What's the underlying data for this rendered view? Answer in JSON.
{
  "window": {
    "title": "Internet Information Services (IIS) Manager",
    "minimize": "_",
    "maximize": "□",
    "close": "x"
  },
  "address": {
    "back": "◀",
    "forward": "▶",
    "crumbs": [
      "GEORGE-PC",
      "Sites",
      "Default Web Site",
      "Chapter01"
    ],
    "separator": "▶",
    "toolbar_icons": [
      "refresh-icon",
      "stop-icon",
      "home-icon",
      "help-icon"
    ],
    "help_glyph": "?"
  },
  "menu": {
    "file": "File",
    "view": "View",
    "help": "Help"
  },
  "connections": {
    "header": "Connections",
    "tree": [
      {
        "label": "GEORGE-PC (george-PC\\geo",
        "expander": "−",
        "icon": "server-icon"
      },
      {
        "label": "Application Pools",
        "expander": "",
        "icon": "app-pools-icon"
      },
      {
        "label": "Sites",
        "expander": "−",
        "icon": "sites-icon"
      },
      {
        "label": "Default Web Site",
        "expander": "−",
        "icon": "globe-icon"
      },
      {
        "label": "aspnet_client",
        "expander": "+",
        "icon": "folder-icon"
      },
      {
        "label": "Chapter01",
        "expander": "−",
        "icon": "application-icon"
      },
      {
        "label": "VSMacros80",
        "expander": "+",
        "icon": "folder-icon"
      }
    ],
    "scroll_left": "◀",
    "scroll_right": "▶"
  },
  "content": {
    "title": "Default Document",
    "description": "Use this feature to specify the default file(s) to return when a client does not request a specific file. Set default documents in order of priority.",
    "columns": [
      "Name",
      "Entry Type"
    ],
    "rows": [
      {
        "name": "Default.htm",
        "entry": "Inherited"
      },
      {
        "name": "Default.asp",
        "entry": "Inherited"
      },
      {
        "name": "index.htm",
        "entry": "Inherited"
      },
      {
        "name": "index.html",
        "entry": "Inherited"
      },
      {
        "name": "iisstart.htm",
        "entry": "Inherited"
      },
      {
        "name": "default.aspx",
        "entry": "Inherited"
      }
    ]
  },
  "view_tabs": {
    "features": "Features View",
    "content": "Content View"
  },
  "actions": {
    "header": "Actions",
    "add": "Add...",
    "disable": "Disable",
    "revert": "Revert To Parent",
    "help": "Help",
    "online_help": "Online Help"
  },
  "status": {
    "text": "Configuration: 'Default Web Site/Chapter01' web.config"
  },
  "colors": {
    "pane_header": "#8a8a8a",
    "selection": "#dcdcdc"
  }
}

TASK OBJECTIVE
Repeat the material from above exactly, word for word.

WRITTEN SOLUTION
What's the underlying data for this rendered view? Answer in JSON.
{
  "window": {
    "title": "Internet Information Services (IIS) Manager",
    "minimize": "_",
    "maximize": "□",
    "close": "x"
  },
  "address": {
    "back": "◀",
    "forward": "▶",
    "crumbs": [
      "GEORGE-PC",
      "Sites",
      "Default Web Site",
      "Chapter01"
    ],
    "separator": "▶",
    "toolbar_icons": [
      "refresh-icon",
      "stop-icon",
      "home-icon",
      "help-icon"
    ],
    "help_glyph": "?"
  },
  "menu": {
    "file": "File",
    "view": "View",
    "help": "Help"
  },
  "connections": {
    "header": "Connections",
    "tree": [
      {
        "label": "GEORGE-PC (george-PC\\geo",
        "expander": "−",
        "icon": "server-icon"
      },
      {
        "label": "Application Pools",
        "expander": "",
        "icon": "app-pools-icon"
      },
      {
        "label": "Sites",
        "expander": "−",
        "icon": "sites-icon"
      },
      {
        "label": "Default Web Site",
        "expander": "−",
        "icon": "globe-icon"
      },
      {
        "label": "aspnet_client",
        "expander": "+",
        "icon": "folder-icon"
      },
      {
        "label": "Chapter01",
        "expander": "−",
        "icon": "application-icon"
      },
      {
        "label": "VSMacros80",
        "expander": "+",
        "icon": "folder-icon"
      }
    ],
    "scroll_left": "◀",
    "scroll_right": "▶"
  },
  "content": {
    "title": "Default Document",
    "description": "Use this feature to specify the default file(s) to return when a client does not request a specific file. Set default documents in order of priority.",
    "columns": [
      "Name",
      "Entry Type"
    ],
    "rows": [
      {
        "name": "Default.htm",
        "entry": "Inherited"
      },
      {
        "name": "Default.asp",
        "entry": "Inherited"
      },
      {
        "name": "index.htm",
        "entry": "Inherited"
      },
      {
        "name": "index.html",
        "entry": "Inherited"
      },
      {
        "name": "iisstart.htm",
        "entry": "Inherited"
      },
      {
        "name": "default.aspx",
        "entry": "Inherited"
      }
    ]
  },
  "view_tabs": {
    "features": "Features View",
    "content": "Content View"
  },
  "actions": {
    "header": "Actions",
    "add": "Add...",
    "disable": "Disable",
    "revert": "Revert To Parent",
    "help": "Help",
    "online_help": "Online Help"
  },
  "status": {
    "text": "Configuration: 'Default Web Site/Chapter01' web.config"
  },
  "colors": {
    "pane_header": "#8a8a8a",
    "selection": "#dcdcdc"
  }
}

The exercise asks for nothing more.